**TASK TO COMPLETE:**
Write out the listing below without alteration, omitting its pictures.

A run of records:
——
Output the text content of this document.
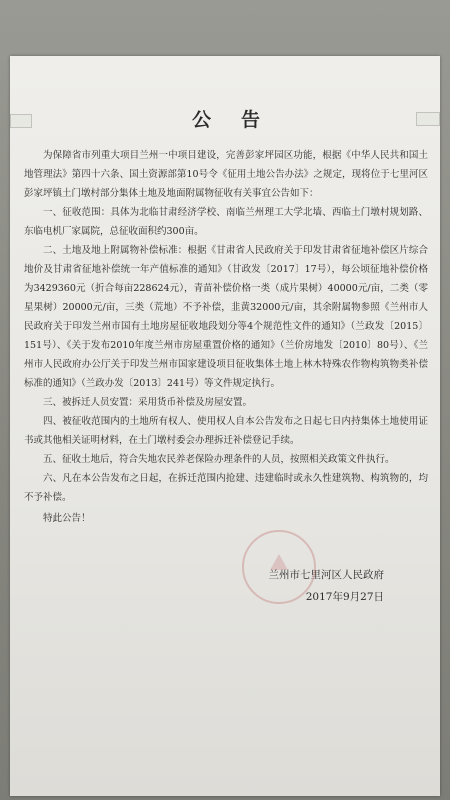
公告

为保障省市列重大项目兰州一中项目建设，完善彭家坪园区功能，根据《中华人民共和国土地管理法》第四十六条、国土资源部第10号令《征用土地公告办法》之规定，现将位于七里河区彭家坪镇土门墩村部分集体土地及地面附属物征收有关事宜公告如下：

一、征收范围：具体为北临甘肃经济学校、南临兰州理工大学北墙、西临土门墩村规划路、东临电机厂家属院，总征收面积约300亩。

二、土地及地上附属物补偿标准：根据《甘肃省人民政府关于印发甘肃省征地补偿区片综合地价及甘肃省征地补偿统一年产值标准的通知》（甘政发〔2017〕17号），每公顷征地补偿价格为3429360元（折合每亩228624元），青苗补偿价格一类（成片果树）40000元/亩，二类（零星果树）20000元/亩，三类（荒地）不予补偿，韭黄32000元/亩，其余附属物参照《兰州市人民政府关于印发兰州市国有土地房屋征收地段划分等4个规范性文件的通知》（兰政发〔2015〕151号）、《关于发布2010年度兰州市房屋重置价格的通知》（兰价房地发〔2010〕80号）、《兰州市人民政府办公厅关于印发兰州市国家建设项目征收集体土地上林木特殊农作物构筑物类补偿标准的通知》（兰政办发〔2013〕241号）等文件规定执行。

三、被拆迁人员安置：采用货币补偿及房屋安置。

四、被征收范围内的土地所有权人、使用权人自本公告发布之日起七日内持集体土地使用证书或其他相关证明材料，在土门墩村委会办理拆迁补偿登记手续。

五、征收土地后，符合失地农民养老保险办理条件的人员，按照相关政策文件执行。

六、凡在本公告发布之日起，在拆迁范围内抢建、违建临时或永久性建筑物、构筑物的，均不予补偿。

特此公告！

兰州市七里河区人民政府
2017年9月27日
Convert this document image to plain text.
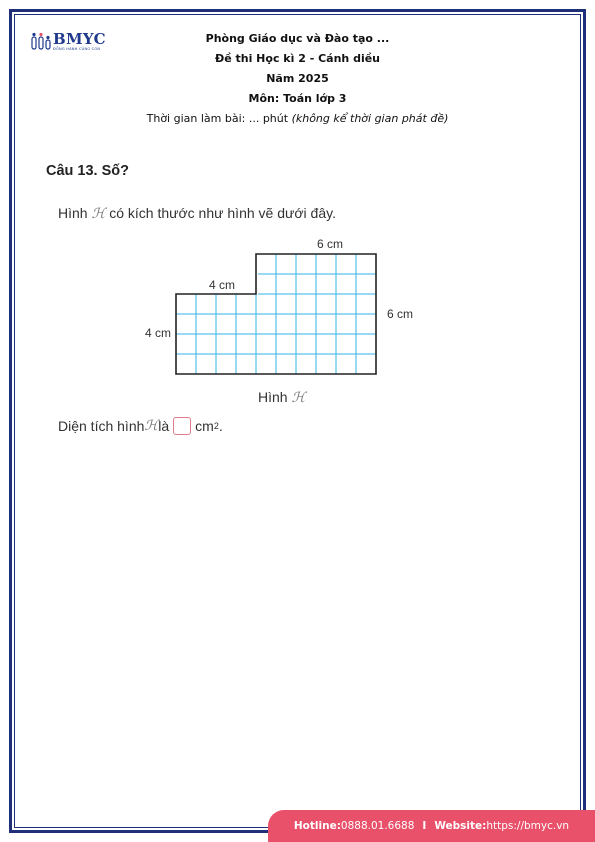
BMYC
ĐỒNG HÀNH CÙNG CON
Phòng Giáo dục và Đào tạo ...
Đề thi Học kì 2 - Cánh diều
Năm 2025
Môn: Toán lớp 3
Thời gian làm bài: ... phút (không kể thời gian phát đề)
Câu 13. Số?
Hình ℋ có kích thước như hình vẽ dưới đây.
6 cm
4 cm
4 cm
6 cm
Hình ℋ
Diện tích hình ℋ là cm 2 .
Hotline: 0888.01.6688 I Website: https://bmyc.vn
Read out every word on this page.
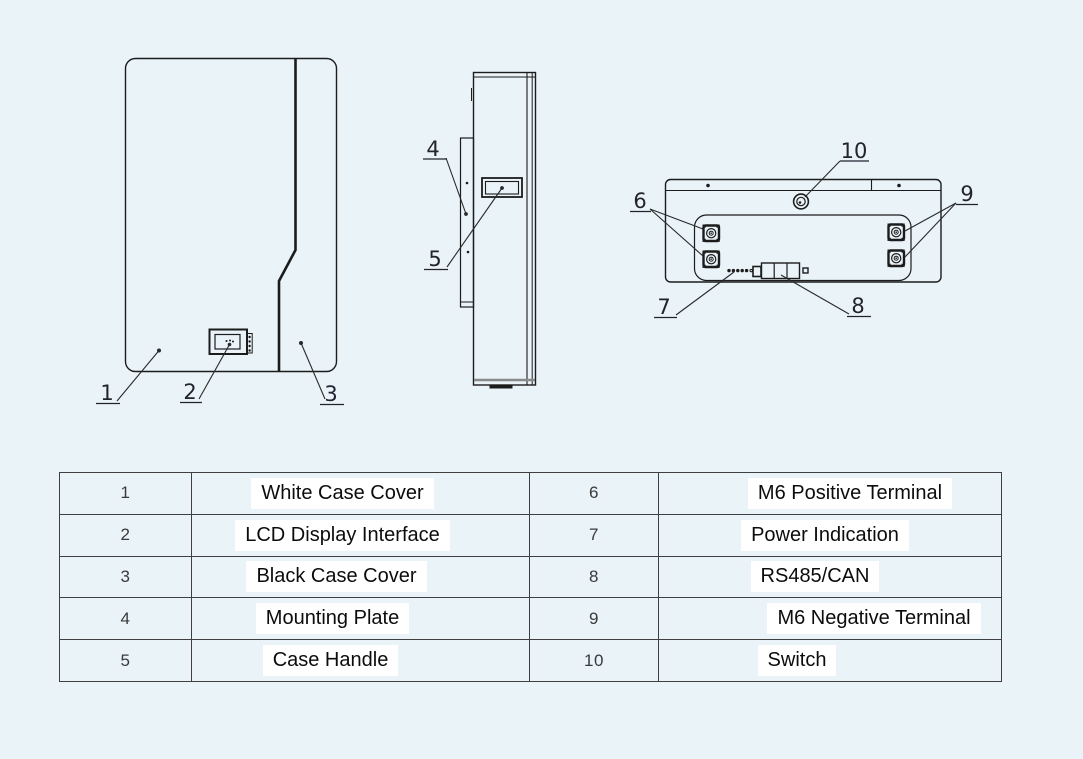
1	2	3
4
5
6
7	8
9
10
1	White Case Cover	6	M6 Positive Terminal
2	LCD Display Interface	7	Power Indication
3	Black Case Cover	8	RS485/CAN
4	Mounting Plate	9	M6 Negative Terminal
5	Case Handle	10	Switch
——
**ANSWER TO THIS EXERCISE:**
Output the text content of this document.
公告

为保障省市列重大项目兰州一中项目建设，完善彭家坪园区功能，根据《中华人民共和国土地管理法》第四十六条、国土资源部第10号令《征用土地公告办法》之规定，现将位于七里河区彭家坪镇土门墩村部分集体土地及地面附属物征收有关事宜公告如下：

一、征收范围：具体为北临甘肃经济学校、南临兰州理工大学北墙、西临土门墩村规划路、东临电机厂家属院，总征收面积约300亩。

二、土地及地上附属物补偿标准：根据《甘肃省人民政府关于印发甘肃省征地补偿区片综合地价及甘肃省征地补偿统一年产值标准的通知》（甘政发〔2017〕17号），每公顷征地补偿价格为3429360元（折合每亩228624元），青苗补偿价格一类（成片果树）40000元/亩，二类（零星果树）20000元/亩，三类（荒地）不予补偿，韭黄32000元/亩，其余附属物参照《兰州市人民政府关于印发兰州市国有土地房屋征收地段划分等4个规范性文件的通知》（兰政发〔2015〕151号）、《关于发布2010年度兰州市房屋重置价格的通知》（兰价房地发〔2010〕80号）、《兰州市人民政府办公厅关于印发兰州市国家建设项目征收集体土地上林木特殊农作物构筑物类补偿标准的通知》（兰政办发〔2013〕241号）等文件规定执行。

三、被拆迁人员安置：采用货币补偿及房屋安置。

四、被征收范围内的土地所有权人、使用权人自本公告发布之日起七日内持集体土地使用证书或其他相关证明材料，在土门墩村委会办理拆迁补偿登记手续。

五、征收土地后，符合失地农民养老保险办理条件的人员，按照相关政策文件执行。

六、凡在本公告发布之日起，在拆迁范围内抢建、违建临时或永久性建筑物、构筑物的，均不予补偿。

特此公告！

兰州市七里河区人民政府
2017年9月27日
Convert this document image to plain text.
BMYC
ĐỒNG HÀNH CÙNG CON
Phòng Giáo dục và Đào tạo ...
Đề thi Học kì 2 - Cánh diều
Năm 2025
Môn: Toán lớp 3
Thời gian làm bài: ... phút (không kể thời gian phát đề)
Câu 13. Số?
Hình ℋ có kích thước như hình vẽ dưới đây.
6 cm
4 cm
4 cm
6 cm
Hình ℋ
Diện tích hình ℋ là cm 2 .
Hotline: 0888.01.6688 I Website: https://bmyc.vn
Read out every word on this page.
1	2	3
4
5
6
7	8
9
10
1	White Case Cover	6	M6 Positive Terminal
2	LCD Display Interface	7	Power Indication
3	Black Case Cover	8	RS485/CAN
4	Mounting Plate	9	M6 Negative Terminal
5	Case Handle	10	Switch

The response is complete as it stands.